**RECORD SET:**
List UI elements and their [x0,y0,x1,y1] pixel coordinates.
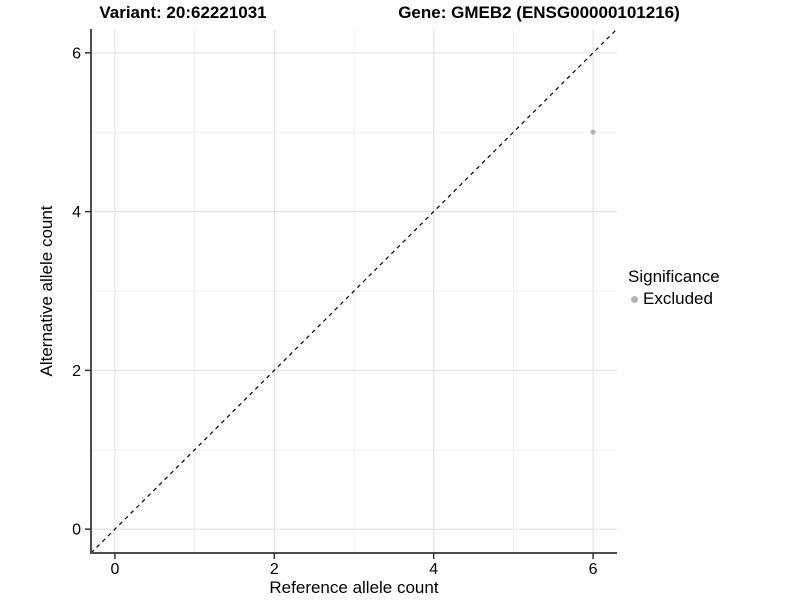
axis-lines [90,29,617,554]
legend-item-excluded: Excluded [628,288,720,310]
tick-marks [85,52,594,559]
x-tick-label: 2 [270,561,279,578]
y-tick-label: 2 [72,363,81,380]
tick-labels: 0 2 4 6 0 2 4 6 [72,45,598,578]
y-tick-label: 4 [72,204,81,221]
variant-title: Variant: 20:62221031 [99,3,267,22]
gene-title: Gene: GMEB2 (ENSG00000101216) [398,3,680,22]
grid-major [91,29,617,553]
data-points [590,129,596,135]
y-tick-label: 0 [72,522,81,539]
grid-minor [91,29,617,553]
legend-item-label: Excluded [643,289,713,308]
y-axis-label: Alternative allele count [37,205,56,376]
x-axis-label: Reference allele count [269,578,438,597]
legend: Significance Excluded [628,266,720,310]
x-tick-label: 0 [110,561,119,578]
x-tick-label: 4 [429,561,438,578]
y-tick-label: 6 [72,45,81,62]
legend-title: Significance [628,267,720,286]
data-point [590,129,596,135]
x-tick-label: 6 [589,561,598,578]
identity-line [90,28,618,554]
legend-point-icon [631,295,638,303]
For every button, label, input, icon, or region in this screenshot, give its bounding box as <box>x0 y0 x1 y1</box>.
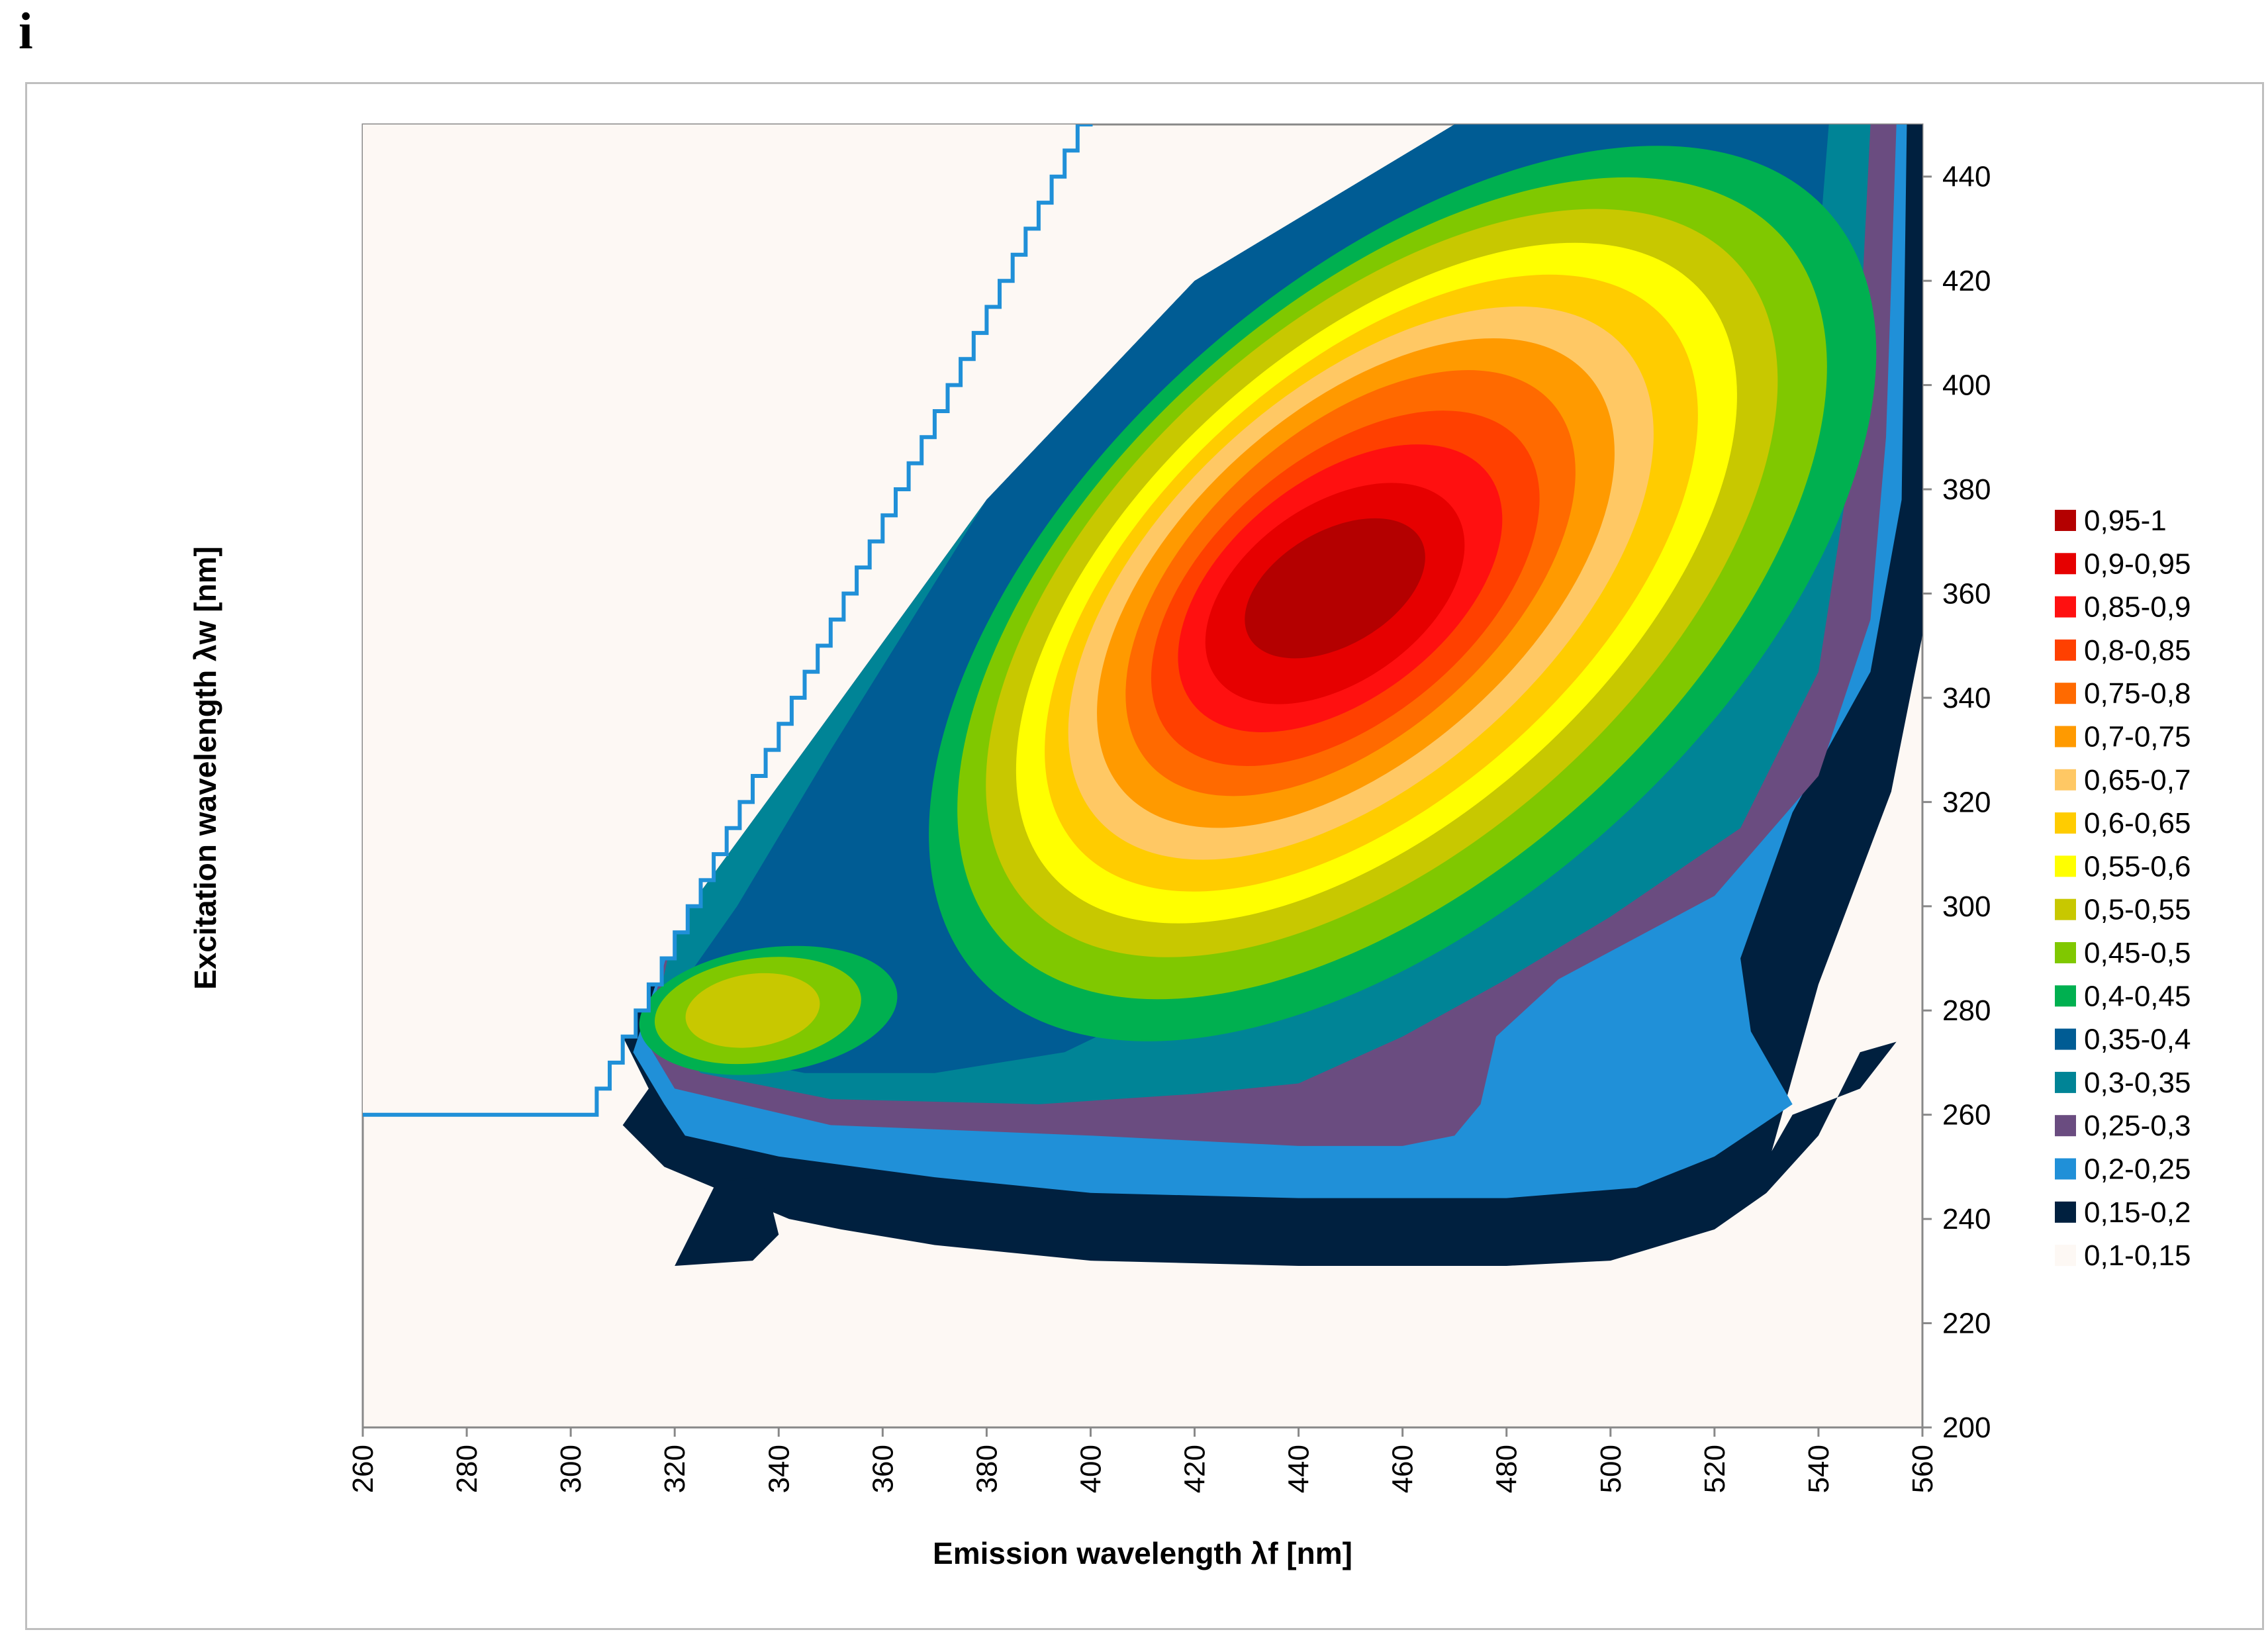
y-tick-label: 300 <box>1942 890 1991 923</box>
x-axis-title: Emission wavelength λf [nm] <box>933 1536 1352 1570</box>
x-tick-label: 540 <box>1803 1445 1835 1493</box>
legend-swatch <box>2055 769 2076 791</box>
legend-label: 0,5-0,55 <box>2084 894 2191 926</box>
legend-swatch <box>2055 942 2076 963</box>
legend-swatch <box>2055 1245 2076 1267</box>
legend-swatch <box>2055 726 2076 747</box>
y-tick-label: 360 <box>1942 577 1991 610</box>
contour-layer <box>622 124 1922 1266</box>
legend-swatch <box>2055 1158 2076 1180</box>
legend-label: 0,85-0,9 <box>2084 591 2191 624</box>
legend-label: 0,1-0,15 <box>2084 1239 2191 1272</box>
background-mask <box>363 124 1093 1117</box>
legend-label: 0,8-0,85 <box>2084 634 2191 667</box>
legend: 0,95-1 0,9-0,95 0,85-0,9 0,8-0,85 0,75-0,8 0,… <box>2055 505 2191 1272</box>
x-tick-label: 500 <box>1595 1445 1627 1493</box>
x-tick-label: 320 <box>659 1445 691 1493</box>
contour-band-0,95-1 <box>1245 518 1425 659</box>
legend-label: 0,4-0,45 <box>2084 980 2191 1012</box>
legend-label: 0,95-1 <box>2084 505 2167 537</box>
y-tick-label: 220 <box>1942 1308 1991 1340</box>
legend-label: 0,15-0,2 <box>2084 1196 2191 1229</box>
x-tick-label: 420 <box>1179 1445 1211 1493</box>
y-tick-label: 280 <box>1942 994 1991 1027</box>
x-tick-label: 340 <box>763 1445 795 1493</box>
legend-swatch <box>2055 855 2076 877</box>
x-tick-label: 280 <box>451 1445 483 1493</box>
legend-label: 0,6-0,65 <box>2084 807 2191 840</box>
panel-label: i <box>19 2 33 60</box>
x-tick-label: 460 <box>1387 1445 1419 1493</box>
y-tick-label: 420 <box>1942 265 1991 297</box>
x-tick-label: 440 <box>1283 1445 1315 1493</box>
contour-band-0.5-lobe <box>685 973 820 1048</box>
x-tick-label: 560 <box>1907 1445 1939 1493</box>
legend-swatch <box>2055 812 2076 834</box>
y-tick-label: 240 <box>1942 1203 1991 1235</box>
x-tick-label: 360 <box>867 1445 899 1493</box>
y-tick-label: 320 <box>1942 786 1991 818</box>
y-axis-title: Excitation wavelength λw [nm] <box>188 546 222 990</box>
y-tick-label: 200 <box>1942 1412 1991 1444</box>
legend-swatch <box>2055 985 2076 1007</box>
legend-label: 0,9-0,95 <box>2084 548 2191 580</box>
x-tick-label: 400 <box>1074 1445 1107 1493</box>
y-tick-label: 400 <box>1942 369 1991 402</box>
contour-band-0.15-lobe <box>675 1177 779 1266</box>
x-tick-label: 380 <box>970 1445 1003 1493</box>
legend-swatch <box>2055 596 2076 618</box>
legend-label: 0,55-0,6 <box>2084 850 2191 883</box>
legend-label: 0,7-0,75 <box>2084 721 2191 753</box>
legend-swatch <box>2055 1071 2076 1093</box>
y-axis: 200 220 240 260 280 300 320 340 360 380 400 420 440 <box>1922 161 1991 1444</box>
x-axis: 260 280 300 320 340 360 380 400 420 440 460 480 500 5… <box>347 1427 1939 1493</box>
legend-swatch <box>2055 553 2076 575</box>
legend-label: 0,35-0,4 <box>2084 1024 2191 1056</box>
diagonal-edge <box>363 124 1093 1117</box>
x-tick-label: 520 <box>1699 1445 1731 1493</box>
legend-label: 0,3-0,35 <box>2084 1067 2191 1099</box>
x-tick-label: 480 <box>1491 1445 1523 1493</box>
x-tick-label: 260 <box>347 1445 379 1493</box>
legend-swatch <box>2055 1115 2076 1137</box>
legend-swatch <box>2055 1201 2076 1223</box>
legend-swatch <box>2055 510 2076 531</box>
legend-label: 0,65-0,7 <box>2084 764 2191 796</box>
x-tick-label: 300 <box>555 1445 587 1493</box>
legend-swatch <box>2055 639 2076 661</box>
y-tick-label: 260 <box>1942 1099 1991 1131</box>
legend-label: 0,45-0,5 <box>2084 937 2191 969</box>
legend-label: 0,25-0,3 <box>2084 1110 2191 1142</box>
y-tick-label: 440 <box>1942 161 1991 193</box>
legend-label: 0,2-0,25 <box>2084 1153 2191 1186</box>
legend-label: 0,75-0,8 <box>2084 677 2191 710</box>
legend-swatch <box>2055 683 2076 704</box>
y-tick-label: 380 <box>1942 473 1991 506</box>
y-tick-label: 340 <box>1942 682 1991 714</box>
legend-swatch <box>2055 898 2076 920</box>
legend-swatch <box>2055 1028 2076 1050</box>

**EXERCISE TASK:** Count the lines of the material above that contain the string "icon", matching case exactly. Give only the number.

**SOLUTION:** 2